Collect each line of the records containing the string "icon".

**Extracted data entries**
((

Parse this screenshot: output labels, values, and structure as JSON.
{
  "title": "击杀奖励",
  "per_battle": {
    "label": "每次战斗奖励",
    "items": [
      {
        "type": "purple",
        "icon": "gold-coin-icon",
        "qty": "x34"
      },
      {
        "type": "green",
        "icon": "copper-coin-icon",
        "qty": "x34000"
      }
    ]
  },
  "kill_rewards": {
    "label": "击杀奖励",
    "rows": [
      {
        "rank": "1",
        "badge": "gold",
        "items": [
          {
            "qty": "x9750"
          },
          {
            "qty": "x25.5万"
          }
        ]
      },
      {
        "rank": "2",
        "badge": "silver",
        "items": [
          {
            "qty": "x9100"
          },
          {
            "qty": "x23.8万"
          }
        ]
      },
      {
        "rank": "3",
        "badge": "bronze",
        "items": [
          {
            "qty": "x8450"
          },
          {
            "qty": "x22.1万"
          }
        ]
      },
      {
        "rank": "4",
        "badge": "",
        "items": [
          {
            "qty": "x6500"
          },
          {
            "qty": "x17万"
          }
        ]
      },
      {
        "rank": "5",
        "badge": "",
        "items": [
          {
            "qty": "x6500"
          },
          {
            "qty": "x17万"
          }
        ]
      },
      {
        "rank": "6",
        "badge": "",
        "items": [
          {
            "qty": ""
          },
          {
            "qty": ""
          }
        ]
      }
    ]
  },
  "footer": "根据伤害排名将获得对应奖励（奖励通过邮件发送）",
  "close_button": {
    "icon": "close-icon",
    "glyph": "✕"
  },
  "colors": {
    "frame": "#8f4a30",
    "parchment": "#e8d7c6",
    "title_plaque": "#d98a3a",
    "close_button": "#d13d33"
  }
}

))

**Output for this exercise**
        "icon": "gold-coin-icon",
        "icon": "copper-coin-icon",
    "icon": "close-icon",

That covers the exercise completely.